## Problem to solve:
Return each line containing "Public".

***** Records supplied

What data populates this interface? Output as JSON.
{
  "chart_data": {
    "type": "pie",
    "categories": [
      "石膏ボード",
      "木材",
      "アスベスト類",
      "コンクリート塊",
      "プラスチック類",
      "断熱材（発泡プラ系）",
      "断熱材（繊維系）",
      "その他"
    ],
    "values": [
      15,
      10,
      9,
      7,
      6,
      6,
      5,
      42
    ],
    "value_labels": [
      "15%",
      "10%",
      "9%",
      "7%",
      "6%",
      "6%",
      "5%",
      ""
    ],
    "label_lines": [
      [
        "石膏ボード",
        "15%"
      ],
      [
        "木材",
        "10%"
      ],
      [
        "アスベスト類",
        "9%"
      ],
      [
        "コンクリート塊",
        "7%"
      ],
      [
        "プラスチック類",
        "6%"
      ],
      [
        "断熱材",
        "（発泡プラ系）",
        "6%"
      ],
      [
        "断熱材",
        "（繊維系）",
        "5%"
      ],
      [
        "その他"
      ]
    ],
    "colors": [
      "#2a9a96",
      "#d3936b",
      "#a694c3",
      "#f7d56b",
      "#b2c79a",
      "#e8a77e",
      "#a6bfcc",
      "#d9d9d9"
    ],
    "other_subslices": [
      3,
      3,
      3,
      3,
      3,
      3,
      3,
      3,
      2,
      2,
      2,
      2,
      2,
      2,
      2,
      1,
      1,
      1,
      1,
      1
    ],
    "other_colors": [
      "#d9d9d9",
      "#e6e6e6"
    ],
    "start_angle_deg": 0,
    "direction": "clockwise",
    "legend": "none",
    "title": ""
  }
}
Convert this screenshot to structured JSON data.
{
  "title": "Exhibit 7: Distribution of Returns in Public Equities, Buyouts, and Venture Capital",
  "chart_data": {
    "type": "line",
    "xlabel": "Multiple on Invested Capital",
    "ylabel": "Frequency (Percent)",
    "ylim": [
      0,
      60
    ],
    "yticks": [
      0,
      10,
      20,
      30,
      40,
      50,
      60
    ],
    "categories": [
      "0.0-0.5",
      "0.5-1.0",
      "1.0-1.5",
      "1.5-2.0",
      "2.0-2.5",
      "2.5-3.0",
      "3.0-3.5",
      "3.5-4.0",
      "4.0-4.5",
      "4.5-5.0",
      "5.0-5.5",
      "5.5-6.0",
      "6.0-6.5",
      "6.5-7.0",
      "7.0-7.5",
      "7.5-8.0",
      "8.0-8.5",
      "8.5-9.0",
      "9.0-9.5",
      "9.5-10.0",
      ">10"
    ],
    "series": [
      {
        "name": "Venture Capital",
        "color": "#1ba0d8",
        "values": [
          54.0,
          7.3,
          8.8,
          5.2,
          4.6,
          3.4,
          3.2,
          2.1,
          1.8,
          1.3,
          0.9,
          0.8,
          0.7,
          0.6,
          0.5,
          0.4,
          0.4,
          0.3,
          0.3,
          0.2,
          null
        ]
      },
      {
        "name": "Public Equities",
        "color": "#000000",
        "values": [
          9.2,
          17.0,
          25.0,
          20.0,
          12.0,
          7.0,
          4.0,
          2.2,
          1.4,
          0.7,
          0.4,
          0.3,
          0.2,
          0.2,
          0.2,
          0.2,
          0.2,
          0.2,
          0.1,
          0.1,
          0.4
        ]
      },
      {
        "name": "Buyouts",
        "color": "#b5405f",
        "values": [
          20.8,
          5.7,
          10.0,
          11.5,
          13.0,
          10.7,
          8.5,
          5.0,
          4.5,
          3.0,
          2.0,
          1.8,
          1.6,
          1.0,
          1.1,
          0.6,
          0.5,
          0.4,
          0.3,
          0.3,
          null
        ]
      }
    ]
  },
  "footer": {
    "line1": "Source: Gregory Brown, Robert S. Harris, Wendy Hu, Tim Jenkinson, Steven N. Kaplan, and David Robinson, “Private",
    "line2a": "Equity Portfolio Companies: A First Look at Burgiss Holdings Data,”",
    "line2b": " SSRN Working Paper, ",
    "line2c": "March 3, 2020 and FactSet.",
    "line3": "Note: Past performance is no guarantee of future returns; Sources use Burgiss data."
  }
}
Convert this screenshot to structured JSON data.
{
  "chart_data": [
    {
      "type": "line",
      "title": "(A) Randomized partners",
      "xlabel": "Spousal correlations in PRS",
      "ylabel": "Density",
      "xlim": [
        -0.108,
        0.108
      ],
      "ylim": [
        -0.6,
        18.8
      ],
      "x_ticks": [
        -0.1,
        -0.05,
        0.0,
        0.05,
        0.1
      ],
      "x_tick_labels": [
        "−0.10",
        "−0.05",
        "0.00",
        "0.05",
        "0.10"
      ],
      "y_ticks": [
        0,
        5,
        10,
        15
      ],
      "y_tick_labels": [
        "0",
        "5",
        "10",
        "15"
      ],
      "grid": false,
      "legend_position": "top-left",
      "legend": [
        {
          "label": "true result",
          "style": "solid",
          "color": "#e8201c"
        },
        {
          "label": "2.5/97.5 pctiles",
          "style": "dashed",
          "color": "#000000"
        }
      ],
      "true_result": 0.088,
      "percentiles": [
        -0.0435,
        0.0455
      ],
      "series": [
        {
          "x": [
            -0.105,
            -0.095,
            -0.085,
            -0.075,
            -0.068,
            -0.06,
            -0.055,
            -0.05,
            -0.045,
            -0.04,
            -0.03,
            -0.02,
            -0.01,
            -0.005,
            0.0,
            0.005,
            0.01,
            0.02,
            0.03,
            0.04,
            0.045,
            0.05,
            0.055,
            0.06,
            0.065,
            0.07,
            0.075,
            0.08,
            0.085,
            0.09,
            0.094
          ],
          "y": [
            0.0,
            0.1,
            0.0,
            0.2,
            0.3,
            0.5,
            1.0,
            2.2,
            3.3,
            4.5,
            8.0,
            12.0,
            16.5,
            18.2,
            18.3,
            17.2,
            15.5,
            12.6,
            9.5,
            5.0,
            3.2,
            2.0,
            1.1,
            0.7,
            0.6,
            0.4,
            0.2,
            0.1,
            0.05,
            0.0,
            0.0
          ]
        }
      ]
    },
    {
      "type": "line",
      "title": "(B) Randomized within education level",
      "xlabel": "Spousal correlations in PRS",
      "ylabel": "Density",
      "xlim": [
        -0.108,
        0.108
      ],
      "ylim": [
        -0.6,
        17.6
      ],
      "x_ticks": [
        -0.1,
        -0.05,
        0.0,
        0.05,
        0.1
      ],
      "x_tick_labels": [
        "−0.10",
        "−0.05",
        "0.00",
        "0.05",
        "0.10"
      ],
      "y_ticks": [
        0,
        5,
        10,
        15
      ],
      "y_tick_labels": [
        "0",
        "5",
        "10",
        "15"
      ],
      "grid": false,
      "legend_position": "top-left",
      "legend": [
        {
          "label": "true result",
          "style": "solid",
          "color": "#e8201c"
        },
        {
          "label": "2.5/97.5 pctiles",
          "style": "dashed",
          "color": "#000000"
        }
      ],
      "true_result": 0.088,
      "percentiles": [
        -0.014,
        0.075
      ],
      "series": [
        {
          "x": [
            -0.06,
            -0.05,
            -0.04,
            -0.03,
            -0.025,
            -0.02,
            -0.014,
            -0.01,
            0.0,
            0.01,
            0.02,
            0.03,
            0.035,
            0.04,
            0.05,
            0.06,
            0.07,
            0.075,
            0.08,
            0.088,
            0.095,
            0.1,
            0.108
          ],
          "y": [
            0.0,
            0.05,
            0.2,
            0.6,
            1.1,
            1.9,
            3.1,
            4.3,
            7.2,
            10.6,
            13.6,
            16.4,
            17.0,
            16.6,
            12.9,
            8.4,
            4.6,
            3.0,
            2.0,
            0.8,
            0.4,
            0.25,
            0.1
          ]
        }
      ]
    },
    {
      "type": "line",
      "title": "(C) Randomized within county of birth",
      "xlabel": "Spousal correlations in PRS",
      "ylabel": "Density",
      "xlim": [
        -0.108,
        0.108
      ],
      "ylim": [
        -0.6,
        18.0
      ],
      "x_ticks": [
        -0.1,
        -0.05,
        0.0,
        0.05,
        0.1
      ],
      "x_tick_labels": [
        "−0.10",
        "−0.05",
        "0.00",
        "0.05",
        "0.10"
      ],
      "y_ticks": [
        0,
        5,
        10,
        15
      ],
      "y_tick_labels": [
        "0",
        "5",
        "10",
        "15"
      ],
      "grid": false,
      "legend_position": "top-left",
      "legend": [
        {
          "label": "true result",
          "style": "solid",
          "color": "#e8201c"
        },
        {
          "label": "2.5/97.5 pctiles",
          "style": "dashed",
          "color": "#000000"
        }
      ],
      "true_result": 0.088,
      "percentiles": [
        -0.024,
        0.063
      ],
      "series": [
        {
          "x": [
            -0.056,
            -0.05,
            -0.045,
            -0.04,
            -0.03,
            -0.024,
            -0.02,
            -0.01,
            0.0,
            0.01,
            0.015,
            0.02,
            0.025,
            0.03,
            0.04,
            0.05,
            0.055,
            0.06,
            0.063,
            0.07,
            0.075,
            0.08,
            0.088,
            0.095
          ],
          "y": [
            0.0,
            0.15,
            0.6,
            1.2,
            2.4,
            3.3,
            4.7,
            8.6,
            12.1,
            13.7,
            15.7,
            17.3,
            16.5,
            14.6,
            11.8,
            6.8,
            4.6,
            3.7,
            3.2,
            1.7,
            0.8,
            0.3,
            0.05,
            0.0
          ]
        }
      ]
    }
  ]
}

**********

## Full response:
  "title": "Exhibit 7: Distribution of Returns in Public Equities, Buyouts, and Venture Capital",
        "name": "Public Equities",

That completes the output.